• [Goal of the exercise]
Reproduce the entries exactly.

• [Rows]

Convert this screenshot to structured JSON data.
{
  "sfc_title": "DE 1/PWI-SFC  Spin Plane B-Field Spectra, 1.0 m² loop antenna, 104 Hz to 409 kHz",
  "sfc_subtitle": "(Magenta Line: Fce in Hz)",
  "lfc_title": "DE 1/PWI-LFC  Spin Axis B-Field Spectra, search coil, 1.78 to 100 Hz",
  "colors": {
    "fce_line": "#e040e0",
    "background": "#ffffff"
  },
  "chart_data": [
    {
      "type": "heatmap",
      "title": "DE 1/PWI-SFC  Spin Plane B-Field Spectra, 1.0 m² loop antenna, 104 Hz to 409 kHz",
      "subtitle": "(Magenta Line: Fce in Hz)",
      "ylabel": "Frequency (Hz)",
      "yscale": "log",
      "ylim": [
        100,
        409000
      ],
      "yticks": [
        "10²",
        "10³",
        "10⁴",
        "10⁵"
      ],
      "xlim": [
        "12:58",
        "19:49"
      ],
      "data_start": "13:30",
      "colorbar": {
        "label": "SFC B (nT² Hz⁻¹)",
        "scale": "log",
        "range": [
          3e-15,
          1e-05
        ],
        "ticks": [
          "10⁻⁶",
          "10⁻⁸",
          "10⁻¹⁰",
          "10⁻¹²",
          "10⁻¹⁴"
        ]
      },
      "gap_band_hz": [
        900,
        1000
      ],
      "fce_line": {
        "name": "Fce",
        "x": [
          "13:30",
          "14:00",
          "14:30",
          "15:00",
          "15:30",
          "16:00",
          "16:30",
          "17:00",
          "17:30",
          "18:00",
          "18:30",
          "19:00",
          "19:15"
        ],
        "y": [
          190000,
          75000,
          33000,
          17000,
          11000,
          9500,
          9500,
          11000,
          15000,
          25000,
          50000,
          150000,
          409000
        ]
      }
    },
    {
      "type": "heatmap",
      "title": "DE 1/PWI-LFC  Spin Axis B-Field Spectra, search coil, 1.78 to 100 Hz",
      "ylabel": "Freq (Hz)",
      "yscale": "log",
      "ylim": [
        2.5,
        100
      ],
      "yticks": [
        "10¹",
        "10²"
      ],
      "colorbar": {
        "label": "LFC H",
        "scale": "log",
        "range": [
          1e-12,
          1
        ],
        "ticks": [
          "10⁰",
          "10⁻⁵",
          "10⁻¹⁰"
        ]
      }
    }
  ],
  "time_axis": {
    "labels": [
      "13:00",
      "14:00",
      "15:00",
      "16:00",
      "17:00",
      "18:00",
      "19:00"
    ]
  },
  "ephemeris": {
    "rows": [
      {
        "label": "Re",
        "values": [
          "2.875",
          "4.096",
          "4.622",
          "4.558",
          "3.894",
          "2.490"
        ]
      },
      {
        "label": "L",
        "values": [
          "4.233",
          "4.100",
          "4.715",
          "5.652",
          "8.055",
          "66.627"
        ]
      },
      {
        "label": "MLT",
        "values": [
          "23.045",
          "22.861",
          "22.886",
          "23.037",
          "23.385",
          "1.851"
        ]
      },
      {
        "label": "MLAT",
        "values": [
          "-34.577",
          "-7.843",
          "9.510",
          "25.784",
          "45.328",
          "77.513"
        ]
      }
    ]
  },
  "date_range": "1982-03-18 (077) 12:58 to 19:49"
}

• [Exercise output]
Convert this screenshot to structured JSON data.
{
  "sfc_title": "DE 1/PWI-SFC  Spin Plane B-Field Spectra, 1.0 m² loop antenna, 104 Hz to 409 kHz",
  "sfc_subtitle": "(Magenta Line: Fce in Hz)",
  "lfc_title": "DE 1/PWI-LFC  Spin Axis B-Field Spectra, search coil, 1.78 to 100 Hz",
  "colors": {
    "fce_line": "#e040e0",
    "background": "#ffffff"
  },
  "chart_data": [
    {
      "type": "heatmap",
      "title": "DE 1/PWI-SFC  Spin Plane B-Field Spectra, 1.0 m² loop antenna, 104 Hz to 409 kHz",
      "subtitle": "(Magenta Line: Fce in Hz)",
      "ylabel": "Frequency (Hz)",
      "yscale": "log",
      "ylim": [
        100,
        409000
      ],
      "yticks": [
        "10²",
        "10³",
        "10⁴",
        "10⁵"
      ],
      "xlim": [
        "12:58",
        "19:49"
      ],
      "data_start": "13:30",
      "colorbar": {
        "label": "SFC B (nT² Hz⁻¹)",
        "scale": "log",
        "range": [
          3e-15,
          1e-05
        ],
        "ticks": [
          "10⁻⁶",
          "10⁻⁸",
          "10⁻¹⁰",
          "10⁻¹²",
          "10⁻¹⁴"
        ]
      },
      "gap_band_hz": [
        900,
        1000
      ],
      "fce_line": {
        "name": "Fce",
        "x": [
          "13:30",
          "14:00",
          "14:30",
          "15:00",
          "15:30",
          "16:00",
          "16:30",
          "17:00",
          "17:30",
          "18:00",
          "18:30",
          "19:00",
          "19:15"
        ],
        "y": [
          190000,
          75000,
          33000,
          17000,
          11000,
          9500,
          9500,
          11000,
          15000,
          25000,
          50000,
          150000,
          409000
        ]
      }
    },
    {
      "type": "heatmap",
      "title": "DE 1/PWI-LFC  Spin Axis B-Field Spectra, search coil, 1.78 to 100 Hz",
      "ylabel": "Freq (Hz)",
      "yscale": "log",
      "ylim": [
        2.5,
        100
      ],
      "yticks": [
        "10¹",
        "10²"
      ],
      "colorbar": {
        "label": "LFC H",
        "scale": "log",
        "range": [
          1e-12,
          1
        ],
        "ticks": [
          "10⁰",
          "10⁻⁵",
          "10⁻¹⁰"
        ]
      }
    }
  ],
  "time_axis": {
    "labels": [
      "13:00",
      "14:00",
      "15:00",
      "16:00",
      "17:00",
      "18:00",
      "19:00"
    ]
  },
  "ephemeris": {
    "rows": [
      {
        "label": "Re",
        "values": [
          "2.875",
          "4.096",
          "4.622",
          "4.558",
          "3.894",
          "2.490"
        ]
      },
      {
        "label": "L",
        "values": [
          "4.233",
          "4.100",
          "4.715",
          "5.652",
          "8.055",
          "66.627"
        ]
      },
      {
        "label": "MLT",
        "values": [
          "23.045",
          "22.861",
          "22.886",
          "23.037",
          "23.385",
          "1.851"
        ]
      },
      {
        "label": "MLAT",
        "values": [
          "-34.577",
          "-7.843",
          "9.510",
          "25.784",
          "45.328",
          "77.513"
        ]
      }
    ]
  },
  "date_range": "1982-03-18 (077) 12:58 to 19:49"
}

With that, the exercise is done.